■ Goal
Exactly as given, repeat all of the entries.

■ Material to process
-=-=-=-=-

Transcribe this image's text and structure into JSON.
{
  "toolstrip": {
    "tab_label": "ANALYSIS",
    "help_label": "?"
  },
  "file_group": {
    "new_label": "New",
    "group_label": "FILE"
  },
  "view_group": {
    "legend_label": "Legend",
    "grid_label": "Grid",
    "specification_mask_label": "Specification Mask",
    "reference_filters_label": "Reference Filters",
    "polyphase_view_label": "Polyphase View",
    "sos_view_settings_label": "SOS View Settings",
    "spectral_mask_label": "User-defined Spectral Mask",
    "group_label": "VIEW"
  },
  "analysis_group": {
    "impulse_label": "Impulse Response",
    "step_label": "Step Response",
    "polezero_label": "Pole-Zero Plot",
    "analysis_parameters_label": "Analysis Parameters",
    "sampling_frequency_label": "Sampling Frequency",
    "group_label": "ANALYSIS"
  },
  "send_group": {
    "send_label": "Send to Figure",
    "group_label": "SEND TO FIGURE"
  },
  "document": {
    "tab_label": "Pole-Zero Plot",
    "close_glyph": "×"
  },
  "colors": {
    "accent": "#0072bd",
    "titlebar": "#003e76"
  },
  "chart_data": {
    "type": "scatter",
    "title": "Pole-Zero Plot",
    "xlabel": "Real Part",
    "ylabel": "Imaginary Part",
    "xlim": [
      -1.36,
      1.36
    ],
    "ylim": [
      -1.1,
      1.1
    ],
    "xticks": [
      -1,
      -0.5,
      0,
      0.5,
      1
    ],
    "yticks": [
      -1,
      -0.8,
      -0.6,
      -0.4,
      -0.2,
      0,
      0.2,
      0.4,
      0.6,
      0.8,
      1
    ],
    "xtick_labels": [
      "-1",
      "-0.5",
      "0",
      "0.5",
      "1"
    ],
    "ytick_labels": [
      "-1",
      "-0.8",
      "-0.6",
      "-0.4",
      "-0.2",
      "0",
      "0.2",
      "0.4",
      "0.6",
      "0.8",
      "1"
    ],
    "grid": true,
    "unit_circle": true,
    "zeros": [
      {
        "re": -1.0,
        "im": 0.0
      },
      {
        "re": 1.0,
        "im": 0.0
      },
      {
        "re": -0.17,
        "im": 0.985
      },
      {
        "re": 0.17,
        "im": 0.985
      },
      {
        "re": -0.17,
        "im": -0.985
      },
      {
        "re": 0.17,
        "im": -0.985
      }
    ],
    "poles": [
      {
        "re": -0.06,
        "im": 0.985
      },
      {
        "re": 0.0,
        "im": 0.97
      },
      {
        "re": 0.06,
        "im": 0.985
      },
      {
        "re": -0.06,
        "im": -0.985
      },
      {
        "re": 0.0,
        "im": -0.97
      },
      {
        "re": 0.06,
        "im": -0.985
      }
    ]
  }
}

-=-=-=-=-

■ Solution to this problem
Transcribe this image's text and structure into JSON.
{
  "toolstrip": {
    "tab_label": "ANALYSIS",
    "help_label": "?"
  },
  "file_group": {
    "new_label": "New",
    "group_label": "FILE"
  },
  "view_group": {
    "legend_label": "Legend",
    "grid_label": "Grid",
    "specification_mask_label": "Specification Mask",
    "reference_filters_label": "Reference Filters",
    "polyphase_view_label": "Polyphase View",
    "sos_view_settings_label": "SOS View Settings",
    "spectral_mask_label": "User-defined Spectral Mask",
    "group_label": "VIEW"
  },
  "analysis_group": {
    "impulse_label": "Impulse Response",
    "step_label": "Step Response",
    "polezero_label": "Pole-Zero Plot",
    "analysis_parameters_label": "Analysis Parameters",
    "sampling_frequency_label": "Sampling Frequency",
    "group_label": "ANALYSIS"
  },
  "send_group": {
    "send_label": "Send to Figure",
    "group_label": "SEND TO FIGURE"
  },
  "document": {
    "tab_label": "Pole-Zero Plot",
    "close_glyph": "×"
  },
  "colors": {
    "accent": "#0072bd",
    "titlebar": "#003e76"
  },
  "chart_data": {
    "type": "scatter",
    "title": "Pole-Zero Plot",
    "xlabel": "Real Part",
    "ylabel": "Imaginary Part",
    "xlim": [
      -1.36,
      1.36
    ],
    "ylim": [
      -1.1,
      1.1
    ],
    "xticks": [
      -1,
      -0.5,
      0,
      0.5,
      1
    ],
    "yticks": [
      -1,
      -0.8,
      -0.6,
      -0.4,
      -0.2,
      0,
      0.2,
      0.4,
      0.6,
      0.8,
      1
    ],
    "xtick_labels": [
      "-1",
      "-0.5",
      "0",
      "0.5",
      "1"
    ],
    "ytick_labels": [
      "-1",
      "-0.8",
      "-0.6",
      "-0.4",
      "-0.2",
      "0",
      "0.2",
      "0.4",
      "0.6",
      "0.8",
      "1"
    ],
    "grid": true,
    "unit_circle": true,
    "zeros": [
      {
        "re": -1.0,
        "im": 0.0
      },
      {
        "re": 1.0,
        "im": 0.0
      },
      {
        "re": -0.17,
        "im": 0.985
      },
      {
        "re": 0.17,
        "im": 0.985
      },
      {
        "re": -0.17,
        "im": -0.985
      },
      {
        "re": 0.17,
        "im": -0.985
      }
    ],
    "poles": [
      {
        "re": -0.06,
        "im": 0.985
      },
      {
        "re": 0.0,
        "im": 0.97
      },
      {
        "re": 0.06,
        "im": 0.985
      },
      {
        "re": -0.06,
        "im": -0.985
      },
      {
        "re": 0.0,
        "im": -0.97
      },
      {
        "re": 0.06,
        "im": -0.985
      }
    ]
  }
}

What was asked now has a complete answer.